Data excerpts
※ ※ ※

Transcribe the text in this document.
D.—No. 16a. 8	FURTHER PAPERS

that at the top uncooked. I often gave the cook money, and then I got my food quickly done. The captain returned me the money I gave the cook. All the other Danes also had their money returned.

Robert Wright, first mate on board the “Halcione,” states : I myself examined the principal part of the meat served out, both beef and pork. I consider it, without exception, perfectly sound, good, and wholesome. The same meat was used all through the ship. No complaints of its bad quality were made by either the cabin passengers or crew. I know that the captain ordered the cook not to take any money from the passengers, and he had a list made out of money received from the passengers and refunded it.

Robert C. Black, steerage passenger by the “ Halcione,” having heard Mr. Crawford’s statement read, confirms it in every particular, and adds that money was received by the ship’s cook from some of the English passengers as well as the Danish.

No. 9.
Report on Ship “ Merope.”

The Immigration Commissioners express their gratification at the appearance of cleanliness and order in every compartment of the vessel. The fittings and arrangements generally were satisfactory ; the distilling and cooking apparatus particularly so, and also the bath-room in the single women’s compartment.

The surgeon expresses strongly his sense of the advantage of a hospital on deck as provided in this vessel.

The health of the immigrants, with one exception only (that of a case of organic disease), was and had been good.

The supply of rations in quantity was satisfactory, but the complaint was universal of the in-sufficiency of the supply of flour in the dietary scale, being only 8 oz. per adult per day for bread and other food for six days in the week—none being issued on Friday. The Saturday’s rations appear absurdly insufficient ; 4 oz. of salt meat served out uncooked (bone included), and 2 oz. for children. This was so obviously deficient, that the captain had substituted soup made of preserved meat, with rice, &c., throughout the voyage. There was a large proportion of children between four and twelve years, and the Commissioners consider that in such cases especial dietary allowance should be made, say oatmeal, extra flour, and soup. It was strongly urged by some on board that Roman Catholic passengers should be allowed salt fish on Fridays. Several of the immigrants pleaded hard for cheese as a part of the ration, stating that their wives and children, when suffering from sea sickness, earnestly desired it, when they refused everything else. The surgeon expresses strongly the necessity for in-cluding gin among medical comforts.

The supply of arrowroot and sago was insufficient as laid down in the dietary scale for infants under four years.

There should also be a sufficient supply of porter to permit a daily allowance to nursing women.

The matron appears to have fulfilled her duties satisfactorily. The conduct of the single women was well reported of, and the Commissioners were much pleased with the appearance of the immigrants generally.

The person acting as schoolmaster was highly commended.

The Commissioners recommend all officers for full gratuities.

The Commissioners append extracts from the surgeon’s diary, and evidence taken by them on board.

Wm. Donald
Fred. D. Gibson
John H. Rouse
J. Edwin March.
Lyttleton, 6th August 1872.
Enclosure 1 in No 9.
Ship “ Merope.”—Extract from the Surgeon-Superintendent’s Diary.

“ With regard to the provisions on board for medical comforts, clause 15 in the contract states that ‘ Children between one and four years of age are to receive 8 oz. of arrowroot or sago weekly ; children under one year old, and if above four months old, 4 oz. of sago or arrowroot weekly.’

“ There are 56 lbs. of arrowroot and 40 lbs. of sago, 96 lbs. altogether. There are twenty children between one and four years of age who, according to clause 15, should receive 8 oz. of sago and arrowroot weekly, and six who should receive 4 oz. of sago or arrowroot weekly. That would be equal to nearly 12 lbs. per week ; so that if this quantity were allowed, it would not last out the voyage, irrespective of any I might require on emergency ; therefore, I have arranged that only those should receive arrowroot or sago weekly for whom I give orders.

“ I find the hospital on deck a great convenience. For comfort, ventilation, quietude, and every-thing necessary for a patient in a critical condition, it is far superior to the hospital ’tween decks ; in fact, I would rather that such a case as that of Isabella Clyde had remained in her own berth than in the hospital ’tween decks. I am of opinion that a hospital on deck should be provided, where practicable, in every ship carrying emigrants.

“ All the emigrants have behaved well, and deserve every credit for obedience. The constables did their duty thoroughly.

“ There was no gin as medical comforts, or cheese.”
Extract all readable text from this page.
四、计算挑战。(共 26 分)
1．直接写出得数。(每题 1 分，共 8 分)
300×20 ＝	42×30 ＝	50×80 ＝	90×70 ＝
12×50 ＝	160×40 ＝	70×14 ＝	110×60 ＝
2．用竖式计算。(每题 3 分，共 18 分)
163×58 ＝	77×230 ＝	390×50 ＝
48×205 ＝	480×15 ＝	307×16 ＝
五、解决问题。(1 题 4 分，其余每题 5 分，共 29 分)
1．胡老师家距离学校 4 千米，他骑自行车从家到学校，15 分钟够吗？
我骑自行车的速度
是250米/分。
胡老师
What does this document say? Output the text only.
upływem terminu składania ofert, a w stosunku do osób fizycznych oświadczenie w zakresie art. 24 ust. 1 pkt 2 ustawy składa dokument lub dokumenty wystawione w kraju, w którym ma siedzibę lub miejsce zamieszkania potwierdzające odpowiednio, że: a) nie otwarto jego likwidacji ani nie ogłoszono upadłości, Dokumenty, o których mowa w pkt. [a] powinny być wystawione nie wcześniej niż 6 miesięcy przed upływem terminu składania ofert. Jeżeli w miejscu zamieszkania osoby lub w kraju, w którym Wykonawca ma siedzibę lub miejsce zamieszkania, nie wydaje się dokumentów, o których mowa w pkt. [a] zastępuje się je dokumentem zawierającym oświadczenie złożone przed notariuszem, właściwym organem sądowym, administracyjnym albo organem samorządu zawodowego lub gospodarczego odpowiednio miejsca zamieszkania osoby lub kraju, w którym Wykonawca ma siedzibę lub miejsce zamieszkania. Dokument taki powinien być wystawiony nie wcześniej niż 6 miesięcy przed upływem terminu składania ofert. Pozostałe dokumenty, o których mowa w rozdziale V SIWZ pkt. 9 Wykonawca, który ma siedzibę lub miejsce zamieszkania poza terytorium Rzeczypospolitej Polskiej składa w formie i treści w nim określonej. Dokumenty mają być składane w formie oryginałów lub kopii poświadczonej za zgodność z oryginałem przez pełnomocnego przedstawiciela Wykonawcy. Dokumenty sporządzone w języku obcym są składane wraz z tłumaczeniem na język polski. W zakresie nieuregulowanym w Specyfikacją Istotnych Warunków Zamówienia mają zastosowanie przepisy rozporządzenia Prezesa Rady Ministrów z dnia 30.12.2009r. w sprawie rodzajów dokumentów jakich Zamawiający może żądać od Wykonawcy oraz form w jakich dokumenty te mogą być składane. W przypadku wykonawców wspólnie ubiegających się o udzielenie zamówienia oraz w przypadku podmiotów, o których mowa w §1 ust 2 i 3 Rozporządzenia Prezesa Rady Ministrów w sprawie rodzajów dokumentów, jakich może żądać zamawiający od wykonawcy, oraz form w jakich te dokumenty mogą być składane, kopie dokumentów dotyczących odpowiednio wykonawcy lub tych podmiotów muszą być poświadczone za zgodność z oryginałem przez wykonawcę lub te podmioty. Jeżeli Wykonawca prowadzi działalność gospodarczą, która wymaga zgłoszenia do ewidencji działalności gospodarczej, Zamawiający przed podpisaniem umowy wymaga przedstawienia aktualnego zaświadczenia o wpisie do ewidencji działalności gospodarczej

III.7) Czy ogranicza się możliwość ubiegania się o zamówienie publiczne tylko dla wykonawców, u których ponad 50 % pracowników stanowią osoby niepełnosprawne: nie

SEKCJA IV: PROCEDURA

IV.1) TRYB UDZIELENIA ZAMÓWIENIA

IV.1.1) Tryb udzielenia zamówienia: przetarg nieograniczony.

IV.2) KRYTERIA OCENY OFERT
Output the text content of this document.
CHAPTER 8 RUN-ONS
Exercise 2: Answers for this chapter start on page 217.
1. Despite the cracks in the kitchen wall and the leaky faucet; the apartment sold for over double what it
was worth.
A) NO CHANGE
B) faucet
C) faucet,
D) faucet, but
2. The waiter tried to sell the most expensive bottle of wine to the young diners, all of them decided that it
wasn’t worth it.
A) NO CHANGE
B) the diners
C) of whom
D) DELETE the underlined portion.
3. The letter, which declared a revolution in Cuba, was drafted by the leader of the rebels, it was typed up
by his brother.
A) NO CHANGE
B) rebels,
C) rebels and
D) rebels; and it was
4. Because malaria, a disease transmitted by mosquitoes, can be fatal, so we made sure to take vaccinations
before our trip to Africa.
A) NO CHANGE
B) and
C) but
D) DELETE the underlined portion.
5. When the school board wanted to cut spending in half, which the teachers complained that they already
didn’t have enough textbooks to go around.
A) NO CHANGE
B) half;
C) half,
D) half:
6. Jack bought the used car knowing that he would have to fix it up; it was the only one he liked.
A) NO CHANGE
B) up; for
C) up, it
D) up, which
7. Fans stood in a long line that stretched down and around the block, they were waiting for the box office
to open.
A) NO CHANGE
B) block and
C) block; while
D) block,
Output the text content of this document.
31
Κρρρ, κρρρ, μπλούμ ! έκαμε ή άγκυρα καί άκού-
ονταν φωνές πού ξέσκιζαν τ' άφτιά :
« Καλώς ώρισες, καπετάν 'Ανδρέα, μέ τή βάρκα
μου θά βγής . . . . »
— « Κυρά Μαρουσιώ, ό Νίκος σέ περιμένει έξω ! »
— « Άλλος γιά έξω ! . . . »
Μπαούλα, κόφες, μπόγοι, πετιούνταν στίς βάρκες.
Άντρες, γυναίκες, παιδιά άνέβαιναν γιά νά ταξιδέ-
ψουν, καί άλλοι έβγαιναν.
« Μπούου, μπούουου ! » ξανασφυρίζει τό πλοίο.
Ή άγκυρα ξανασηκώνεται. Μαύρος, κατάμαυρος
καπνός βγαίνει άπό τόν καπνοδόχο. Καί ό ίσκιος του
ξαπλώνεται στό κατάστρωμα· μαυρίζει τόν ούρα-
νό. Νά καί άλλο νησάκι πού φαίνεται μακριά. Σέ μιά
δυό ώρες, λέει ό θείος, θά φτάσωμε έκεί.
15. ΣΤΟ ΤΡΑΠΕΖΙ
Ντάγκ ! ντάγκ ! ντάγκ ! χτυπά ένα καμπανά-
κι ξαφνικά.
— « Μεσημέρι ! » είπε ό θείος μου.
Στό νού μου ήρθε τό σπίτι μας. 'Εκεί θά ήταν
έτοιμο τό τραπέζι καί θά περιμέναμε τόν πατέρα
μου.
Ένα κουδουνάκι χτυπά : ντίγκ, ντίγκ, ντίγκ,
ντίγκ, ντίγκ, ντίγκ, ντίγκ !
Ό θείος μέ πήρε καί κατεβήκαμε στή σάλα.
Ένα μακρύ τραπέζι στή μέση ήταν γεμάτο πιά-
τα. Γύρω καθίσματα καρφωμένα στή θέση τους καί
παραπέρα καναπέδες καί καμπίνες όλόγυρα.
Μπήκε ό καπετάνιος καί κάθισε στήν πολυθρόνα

※ ※ ※

◆ **EXERCISE TASK**: Identify the lines in the entries that hold "half" and return each one.

◆ **CORRECT ANSWER**:
5. When the school board wanted to cut spending in half, which the teachers complained that they already
B) half;
C) half,
D) half:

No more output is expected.